■ TASK TO CARRY OUT ■
List, from the lines below, each one with "close" in it.

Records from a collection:
** Start **

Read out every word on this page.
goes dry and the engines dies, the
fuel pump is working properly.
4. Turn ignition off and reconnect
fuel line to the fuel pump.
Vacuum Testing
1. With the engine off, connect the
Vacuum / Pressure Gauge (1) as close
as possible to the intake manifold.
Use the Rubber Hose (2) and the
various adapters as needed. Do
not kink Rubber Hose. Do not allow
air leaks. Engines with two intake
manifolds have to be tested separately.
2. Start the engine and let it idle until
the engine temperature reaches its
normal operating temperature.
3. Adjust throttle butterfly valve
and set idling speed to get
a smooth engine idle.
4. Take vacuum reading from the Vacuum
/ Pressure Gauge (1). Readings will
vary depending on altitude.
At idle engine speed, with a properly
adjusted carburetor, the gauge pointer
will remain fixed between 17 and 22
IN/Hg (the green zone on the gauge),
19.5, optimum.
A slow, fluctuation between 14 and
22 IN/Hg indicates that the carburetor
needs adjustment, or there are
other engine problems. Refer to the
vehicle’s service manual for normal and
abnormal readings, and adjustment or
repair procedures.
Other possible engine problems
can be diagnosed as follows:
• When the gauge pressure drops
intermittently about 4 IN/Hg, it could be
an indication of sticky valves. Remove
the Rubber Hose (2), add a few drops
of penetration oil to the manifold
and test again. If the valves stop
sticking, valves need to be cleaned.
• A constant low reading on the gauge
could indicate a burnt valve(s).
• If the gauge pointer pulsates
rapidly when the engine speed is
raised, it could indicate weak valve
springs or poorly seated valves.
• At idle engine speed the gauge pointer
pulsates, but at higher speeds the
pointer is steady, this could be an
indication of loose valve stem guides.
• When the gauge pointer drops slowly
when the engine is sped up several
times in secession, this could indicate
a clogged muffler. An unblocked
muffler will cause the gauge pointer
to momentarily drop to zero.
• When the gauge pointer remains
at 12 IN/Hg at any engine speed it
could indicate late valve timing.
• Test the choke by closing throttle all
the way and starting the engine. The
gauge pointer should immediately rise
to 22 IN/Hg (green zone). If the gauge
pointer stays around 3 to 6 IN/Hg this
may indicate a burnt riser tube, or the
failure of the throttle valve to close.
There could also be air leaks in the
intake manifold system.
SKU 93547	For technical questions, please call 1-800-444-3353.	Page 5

** End **

■ RESULT ■
Vacuum / Pressure Gauge (1) as close
failure of the throttle valve to close.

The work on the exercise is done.